◆ **What is being asked**
Every line below that holds the string "REPUBLIKA" should be copied out.

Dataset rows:
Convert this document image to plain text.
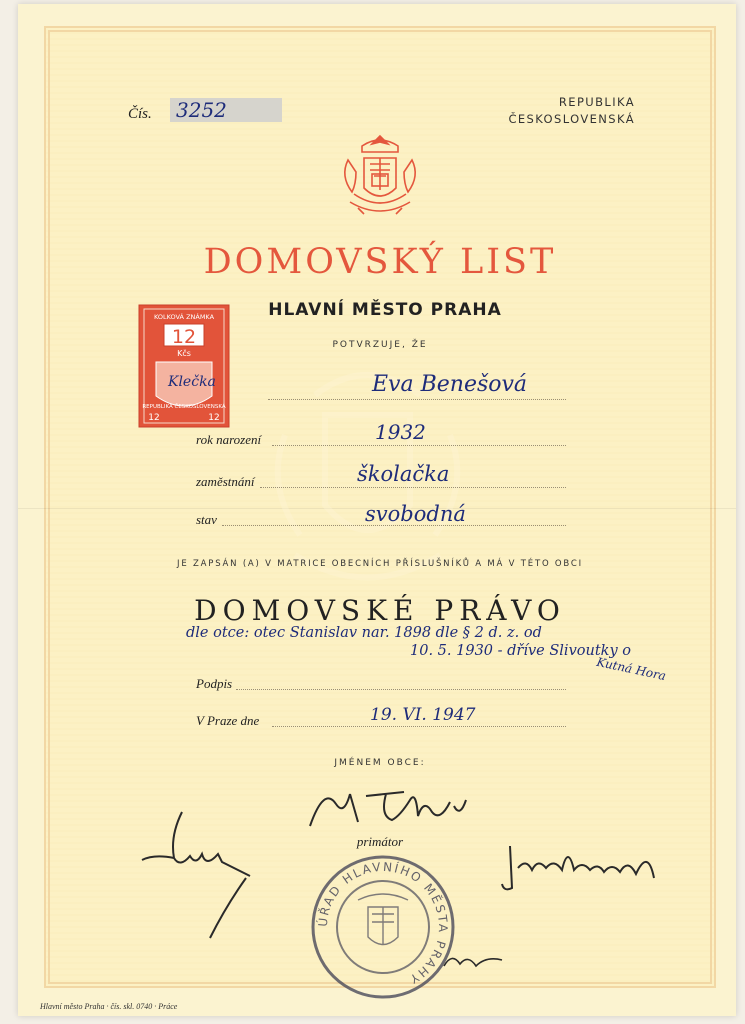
Čís. 3252	REPUBLIKA
ČESKOSLOVENSKÁ
DOMOVSKÝ LIST
HLAVNÍ MĚSTO PRAHA
POTVRZUJE, ŽE
KOLKOVÁ ZNÁMKA
12
Kčs
REPUBLIKA ČESKOSLOVENSKÁ
12	12
Klečka	Eva Benešová
rok narození	1932
zaměstnání	školačka
stav	svobodná
JE ZAPSÁN (A) V MATRICE OBECNÍCH PŘÍSLUŠNÍKŮ A MÁ V TÉTO OBCI
DOMOVSKÉ PRÁVO
dle otce: otec Stanislav nar. 1898 dle § 2 d. z. od
10. 5. 1930 - dříve Slivoutky o
Kutná Hora
Podpis
V Praze dne	19. VI. 1947
JMÉNEM OBCE:
primátor
ÚŘAD HLAVNÍHO MĚSTA PRAHY
Hlavní město Praha · čís. skl. 0740 · Práce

◆ **Worked answer**
Čís. 3252	REPUBLIKA
REPUBLIKA ČESKOSLOVENSKÁ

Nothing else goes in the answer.